## [REQUIRED TASK]
Check each line of the records below and collect those that include the word "Orphaned".

## [GIVEN RECORDS]
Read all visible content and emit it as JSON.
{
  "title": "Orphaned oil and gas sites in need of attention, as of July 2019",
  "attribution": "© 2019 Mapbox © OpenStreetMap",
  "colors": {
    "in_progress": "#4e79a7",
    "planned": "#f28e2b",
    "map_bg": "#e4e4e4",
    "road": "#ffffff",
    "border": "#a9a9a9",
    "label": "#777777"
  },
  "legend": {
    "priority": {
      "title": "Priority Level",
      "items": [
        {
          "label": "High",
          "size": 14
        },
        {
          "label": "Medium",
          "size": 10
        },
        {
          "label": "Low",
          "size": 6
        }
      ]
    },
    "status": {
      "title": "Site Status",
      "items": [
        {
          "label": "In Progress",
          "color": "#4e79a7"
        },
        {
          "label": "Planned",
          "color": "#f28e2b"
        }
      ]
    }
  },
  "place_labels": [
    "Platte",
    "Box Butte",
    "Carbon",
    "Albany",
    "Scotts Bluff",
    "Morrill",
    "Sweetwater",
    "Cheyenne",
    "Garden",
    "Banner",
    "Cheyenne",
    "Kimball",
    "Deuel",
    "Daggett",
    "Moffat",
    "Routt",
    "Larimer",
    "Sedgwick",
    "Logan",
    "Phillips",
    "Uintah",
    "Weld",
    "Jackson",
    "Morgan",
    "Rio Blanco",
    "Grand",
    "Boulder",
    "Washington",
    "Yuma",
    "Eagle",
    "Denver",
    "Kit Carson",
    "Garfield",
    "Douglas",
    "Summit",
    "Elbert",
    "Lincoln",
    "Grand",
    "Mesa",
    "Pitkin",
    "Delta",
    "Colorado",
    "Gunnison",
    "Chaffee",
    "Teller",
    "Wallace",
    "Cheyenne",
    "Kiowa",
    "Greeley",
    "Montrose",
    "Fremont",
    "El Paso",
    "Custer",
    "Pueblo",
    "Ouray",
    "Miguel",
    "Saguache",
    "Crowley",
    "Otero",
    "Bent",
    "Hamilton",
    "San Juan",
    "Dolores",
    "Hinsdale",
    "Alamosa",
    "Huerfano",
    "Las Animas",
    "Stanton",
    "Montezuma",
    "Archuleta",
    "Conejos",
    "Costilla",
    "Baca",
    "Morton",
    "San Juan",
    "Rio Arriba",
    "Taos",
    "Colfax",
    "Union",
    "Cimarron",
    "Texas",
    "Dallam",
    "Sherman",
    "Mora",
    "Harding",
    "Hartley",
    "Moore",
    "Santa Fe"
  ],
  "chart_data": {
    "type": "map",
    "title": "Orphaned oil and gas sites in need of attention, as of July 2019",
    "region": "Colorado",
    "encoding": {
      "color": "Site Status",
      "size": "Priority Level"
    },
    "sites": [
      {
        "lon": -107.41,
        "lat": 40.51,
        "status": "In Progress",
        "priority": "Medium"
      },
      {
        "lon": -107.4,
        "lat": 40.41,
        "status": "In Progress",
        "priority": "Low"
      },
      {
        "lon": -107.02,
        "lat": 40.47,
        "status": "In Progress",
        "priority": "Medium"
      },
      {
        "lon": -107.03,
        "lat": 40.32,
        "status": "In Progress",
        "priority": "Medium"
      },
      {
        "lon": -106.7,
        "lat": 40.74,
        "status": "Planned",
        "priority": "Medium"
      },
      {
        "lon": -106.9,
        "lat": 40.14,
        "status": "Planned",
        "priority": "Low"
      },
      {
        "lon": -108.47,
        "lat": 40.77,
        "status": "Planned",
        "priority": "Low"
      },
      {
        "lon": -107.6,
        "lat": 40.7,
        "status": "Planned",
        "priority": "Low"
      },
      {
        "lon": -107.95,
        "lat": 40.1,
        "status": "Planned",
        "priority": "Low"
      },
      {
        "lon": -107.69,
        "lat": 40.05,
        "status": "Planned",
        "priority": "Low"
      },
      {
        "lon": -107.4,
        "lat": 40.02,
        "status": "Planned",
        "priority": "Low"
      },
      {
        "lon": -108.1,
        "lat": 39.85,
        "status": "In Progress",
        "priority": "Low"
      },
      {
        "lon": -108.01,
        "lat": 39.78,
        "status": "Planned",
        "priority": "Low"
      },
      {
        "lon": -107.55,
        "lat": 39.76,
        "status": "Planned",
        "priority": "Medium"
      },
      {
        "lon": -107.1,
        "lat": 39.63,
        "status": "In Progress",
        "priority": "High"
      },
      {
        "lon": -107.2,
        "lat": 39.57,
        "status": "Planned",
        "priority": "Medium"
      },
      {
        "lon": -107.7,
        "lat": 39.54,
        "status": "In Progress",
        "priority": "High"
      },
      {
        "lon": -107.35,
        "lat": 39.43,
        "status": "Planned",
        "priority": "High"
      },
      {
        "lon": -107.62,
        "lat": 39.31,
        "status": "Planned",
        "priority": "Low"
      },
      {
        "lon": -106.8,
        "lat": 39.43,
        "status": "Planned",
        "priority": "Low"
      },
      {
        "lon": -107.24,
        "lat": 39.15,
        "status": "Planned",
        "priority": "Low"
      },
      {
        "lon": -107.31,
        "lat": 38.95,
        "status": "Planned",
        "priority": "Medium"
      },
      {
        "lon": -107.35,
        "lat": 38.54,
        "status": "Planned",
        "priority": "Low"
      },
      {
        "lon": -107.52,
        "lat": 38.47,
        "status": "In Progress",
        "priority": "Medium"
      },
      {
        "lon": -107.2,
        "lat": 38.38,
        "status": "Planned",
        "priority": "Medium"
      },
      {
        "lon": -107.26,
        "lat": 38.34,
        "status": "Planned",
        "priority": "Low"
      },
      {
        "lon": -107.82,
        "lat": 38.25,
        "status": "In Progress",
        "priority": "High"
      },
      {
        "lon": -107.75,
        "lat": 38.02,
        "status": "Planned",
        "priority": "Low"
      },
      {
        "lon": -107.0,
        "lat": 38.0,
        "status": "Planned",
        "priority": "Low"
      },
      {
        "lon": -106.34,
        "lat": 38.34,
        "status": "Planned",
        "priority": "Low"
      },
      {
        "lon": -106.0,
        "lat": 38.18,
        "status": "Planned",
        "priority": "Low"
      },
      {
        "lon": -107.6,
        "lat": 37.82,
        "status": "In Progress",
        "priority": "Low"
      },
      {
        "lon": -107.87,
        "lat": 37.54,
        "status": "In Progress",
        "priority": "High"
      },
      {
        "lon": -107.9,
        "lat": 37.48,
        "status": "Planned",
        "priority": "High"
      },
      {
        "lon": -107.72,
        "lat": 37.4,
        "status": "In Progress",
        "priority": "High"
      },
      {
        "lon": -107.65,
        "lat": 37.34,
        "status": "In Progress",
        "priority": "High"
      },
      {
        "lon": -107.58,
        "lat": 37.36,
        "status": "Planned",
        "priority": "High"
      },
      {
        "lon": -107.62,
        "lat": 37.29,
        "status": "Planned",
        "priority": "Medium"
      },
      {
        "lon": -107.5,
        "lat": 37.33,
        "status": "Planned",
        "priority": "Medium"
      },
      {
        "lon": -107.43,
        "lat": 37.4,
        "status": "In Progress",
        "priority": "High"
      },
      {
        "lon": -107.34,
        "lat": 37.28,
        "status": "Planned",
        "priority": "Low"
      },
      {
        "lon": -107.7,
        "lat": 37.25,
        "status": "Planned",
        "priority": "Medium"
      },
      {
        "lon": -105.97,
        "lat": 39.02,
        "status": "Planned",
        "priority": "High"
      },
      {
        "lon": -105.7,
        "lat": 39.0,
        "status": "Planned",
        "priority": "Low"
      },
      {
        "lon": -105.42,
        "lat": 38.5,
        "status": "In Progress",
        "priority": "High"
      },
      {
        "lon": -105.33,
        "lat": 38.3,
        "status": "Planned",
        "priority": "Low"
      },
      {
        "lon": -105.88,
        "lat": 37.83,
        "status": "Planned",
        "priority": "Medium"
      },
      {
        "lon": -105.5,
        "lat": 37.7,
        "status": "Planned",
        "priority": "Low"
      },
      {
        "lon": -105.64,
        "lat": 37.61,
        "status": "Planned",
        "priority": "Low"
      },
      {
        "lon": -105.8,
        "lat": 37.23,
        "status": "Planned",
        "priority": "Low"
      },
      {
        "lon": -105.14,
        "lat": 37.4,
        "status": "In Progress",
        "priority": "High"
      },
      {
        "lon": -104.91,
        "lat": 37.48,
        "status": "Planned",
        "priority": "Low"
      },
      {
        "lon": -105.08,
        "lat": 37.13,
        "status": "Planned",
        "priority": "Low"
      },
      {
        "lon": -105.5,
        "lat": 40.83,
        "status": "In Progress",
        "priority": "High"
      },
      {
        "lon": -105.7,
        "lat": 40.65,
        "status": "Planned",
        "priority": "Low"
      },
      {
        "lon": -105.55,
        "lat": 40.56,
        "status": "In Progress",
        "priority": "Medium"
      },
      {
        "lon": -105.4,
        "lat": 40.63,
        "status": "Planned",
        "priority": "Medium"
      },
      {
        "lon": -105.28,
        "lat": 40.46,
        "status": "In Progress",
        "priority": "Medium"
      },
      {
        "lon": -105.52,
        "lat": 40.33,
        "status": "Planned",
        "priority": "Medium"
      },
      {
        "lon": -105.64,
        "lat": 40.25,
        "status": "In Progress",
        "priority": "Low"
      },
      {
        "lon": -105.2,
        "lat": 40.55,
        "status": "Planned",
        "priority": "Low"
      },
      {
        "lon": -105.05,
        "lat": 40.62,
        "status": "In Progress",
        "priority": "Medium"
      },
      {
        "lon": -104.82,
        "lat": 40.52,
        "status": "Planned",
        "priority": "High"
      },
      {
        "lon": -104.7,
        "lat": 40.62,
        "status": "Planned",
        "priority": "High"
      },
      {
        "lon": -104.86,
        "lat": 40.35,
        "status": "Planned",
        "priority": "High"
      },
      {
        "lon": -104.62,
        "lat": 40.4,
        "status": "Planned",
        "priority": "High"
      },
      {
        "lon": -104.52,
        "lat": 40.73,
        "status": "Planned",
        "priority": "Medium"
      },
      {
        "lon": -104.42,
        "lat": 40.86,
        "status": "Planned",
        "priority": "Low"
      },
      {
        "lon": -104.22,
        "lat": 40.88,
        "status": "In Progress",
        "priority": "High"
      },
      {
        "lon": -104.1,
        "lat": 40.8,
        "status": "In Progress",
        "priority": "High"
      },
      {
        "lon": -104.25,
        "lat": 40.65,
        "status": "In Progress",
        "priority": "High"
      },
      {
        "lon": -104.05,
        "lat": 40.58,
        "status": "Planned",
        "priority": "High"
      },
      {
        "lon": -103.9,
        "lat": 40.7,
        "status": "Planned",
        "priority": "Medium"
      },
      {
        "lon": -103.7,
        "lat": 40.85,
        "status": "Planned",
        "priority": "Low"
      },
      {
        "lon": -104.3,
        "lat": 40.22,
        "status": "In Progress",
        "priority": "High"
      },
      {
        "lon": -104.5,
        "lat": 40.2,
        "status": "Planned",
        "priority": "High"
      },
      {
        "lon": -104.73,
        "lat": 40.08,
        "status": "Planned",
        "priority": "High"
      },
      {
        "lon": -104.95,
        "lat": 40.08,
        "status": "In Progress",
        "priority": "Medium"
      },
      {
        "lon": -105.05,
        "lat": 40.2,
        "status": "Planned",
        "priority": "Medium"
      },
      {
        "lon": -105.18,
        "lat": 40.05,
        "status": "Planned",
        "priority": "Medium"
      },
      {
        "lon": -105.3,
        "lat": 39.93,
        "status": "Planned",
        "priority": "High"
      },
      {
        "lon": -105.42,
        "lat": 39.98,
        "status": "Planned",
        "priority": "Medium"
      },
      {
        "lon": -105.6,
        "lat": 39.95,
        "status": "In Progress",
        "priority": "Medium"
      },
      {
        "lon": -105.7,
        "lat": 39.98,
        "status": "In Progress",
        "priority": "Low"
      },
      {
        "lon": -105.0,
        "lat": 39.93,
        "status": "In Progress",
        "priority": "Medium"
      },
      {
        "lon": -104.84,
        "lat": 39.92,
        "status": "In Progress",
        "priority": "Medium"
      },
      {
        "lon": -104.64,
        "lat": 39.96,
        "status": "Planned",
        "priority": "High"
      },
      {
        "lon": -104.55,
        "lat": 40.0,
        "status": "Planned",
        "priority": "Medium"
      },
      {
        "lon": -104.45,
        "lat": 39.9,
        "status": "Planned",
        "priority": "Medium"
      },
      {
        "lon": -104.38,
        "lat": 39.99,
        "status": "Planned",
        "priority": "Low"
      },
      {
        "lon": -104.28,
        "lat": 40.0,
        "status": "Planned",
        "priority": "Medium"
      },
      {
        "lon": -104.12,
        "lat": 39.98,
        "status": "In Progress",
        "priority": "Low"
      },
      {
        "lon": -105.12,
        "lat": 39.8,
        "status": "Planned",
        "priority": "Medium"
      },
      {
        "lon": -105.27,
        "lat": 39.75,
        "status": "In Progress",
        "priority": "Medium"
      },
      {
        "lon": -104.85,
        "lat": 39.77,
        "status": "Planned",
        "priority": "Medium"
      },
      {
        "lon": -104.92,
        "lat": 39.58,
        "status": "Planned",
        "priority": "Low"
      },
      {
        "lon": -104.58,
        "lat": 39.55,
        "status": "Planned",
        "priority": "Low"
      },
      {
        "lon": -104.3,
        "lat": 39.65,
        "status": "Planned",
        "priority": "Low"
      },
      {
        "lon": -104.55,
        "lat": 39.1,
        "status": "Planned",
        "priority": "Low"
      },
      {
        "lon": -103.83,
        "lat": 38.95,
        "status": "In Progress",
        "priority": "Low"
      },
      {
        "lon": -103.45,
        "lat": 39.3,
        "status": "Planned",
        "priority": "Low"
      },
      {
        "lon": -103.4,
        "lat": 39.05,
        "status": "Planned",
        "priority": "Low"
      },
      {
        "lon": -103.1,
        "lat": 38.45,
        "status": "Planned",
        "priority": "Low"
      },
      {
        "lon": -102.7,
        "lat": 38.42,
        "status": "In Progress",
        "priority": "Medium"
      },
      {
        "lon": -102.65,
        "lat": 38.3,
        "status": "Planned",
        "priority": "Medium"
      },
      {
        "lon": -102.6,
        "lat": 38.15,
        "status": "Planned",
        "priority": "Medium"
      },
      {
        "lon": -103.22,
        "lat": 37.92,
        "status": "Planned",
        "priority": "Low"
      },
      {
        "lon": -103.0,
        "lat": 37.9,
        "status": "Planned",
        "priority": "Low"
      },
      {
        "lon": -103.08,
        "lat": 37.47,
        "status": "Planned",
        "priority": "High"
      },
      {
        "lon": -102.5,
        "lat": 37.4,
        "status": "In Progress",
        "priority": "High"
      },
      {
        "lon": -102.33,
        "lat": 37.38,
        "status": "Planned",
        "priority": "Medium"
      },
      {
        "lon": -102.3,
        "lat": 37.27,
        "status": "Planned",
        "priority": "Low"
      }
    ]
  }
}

## [RESPONSE BELOW]
  "title": "Orphaned oil and gas sites in need of attention, as of July 2019",
    "title": "Orphaned oil and gas sites in need of attention, as of July 2019",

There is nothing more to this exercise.